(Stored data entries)
***

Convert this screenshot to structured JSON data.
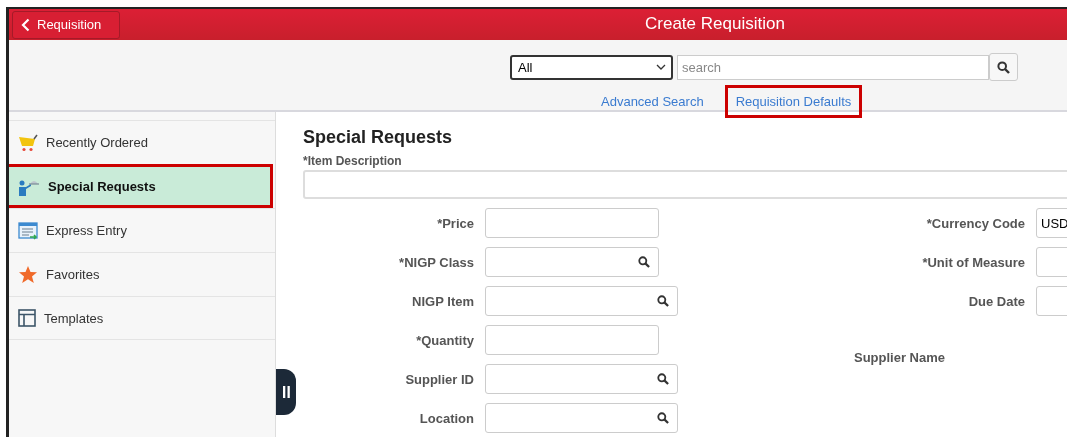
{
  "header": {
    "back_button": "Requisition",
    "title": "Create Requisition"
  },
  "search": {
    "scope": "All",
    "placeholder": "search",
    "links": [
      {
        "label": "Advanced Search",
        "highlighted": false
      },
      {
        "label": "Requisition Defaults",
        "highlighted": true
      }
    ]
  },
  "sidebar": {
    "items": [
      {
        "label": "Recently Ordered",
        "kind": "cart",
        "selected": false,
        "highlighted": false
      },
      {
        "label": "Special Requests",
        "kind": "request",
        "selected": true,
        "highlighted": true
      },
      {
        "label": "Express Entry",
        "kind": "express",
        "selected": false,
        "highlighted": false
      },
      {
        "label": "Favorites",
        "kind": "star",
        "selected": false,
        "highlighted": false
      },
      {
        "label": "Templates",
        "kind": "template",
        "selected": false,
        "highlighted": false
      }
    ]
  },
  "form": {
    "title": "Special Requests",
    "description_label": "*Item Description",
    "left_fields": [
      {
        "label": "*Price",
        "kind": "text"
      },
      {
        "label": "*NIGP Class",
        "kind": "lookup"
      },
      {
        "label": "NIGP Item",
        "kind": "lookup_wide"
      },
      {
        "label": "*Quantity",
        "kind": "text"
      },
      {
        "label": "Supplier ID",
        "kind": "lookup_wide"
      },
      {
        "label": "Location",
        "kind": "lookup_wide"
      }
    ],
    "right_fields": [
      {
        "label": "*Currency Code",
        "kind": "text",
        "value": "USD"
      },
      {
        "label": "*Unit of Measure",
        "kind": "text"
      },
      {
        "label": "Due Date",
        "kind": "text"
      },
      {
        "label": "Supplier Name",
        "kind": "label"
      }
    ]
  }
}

***

WORK REQUIRED = Copy each line above precisely, dropping the pictures.

COMPLETE ANSWER =
Convert this screenshot to structured JSON data.
{
  "header": {
    "back_button": "Requisition",
    "title": "Create Requisition"
  },
  "search": {
    "scope": "All",
    "placeholder": "search",
    "links": [
      {
        "label": "Advanced Search",
        "highlighted": false
      },
      {
        "label": "Requisition Defaults",
        "highlighted": true
      }
    ]
  },
  "sidebar": {
    "items": [
      {
        "label": "Recently Ordered",
        "kind": "cart",
        "selected": false,
        "highlighted": false
      },
      {
        "label": "Special Requests",
        "kind": "request",
        "selected": true,
        "highlighted": true
      },
      {
        "label": "Express Entry",
        "kind": "express",
        "selected": false,
        "highlighted": false
      },
      {
        "label": "Favorites",
        "kind": "star",
        "selected": false,
        "highlighted": false
      },
      {
        "label": "Templates",
        "kind": "template",
        "selected": false,
        "highlighted": false
      }
    ]
  },
  "form": {
    "title": "Special Requests",
    "description_label": "*Item Description",
    "left_fields": [
      {
        "label": "*Price",
        "kind": "text"
      },
      {
        "label": "*NIGP Class",
        "kind": "lookup"
      },
      {
        "label": "NIGP Item",
        "kind": "lookup_wide"
      },
      {
        "label": "*Quantity",
        "kind": "text"
      },
      {
        "label": "Supplier ID",
        "kind": "lookup_wide"
      },
      {
        "label": "Location",
        "kind": "lookup_wide"
      }
    ],
    "right_fields": [
      {
        "label": "*Currency Code",
        "kind": "text",
        "value": "USD"
      },
      {
        "label": "*Unit of Measure",
        "kind": "text"
      },
      {
        "label": "Due Date",
        "kind": "text"
      },
      {
        "label": "Supplier Name",
        "kind": "label"
      }
    ]
  }
}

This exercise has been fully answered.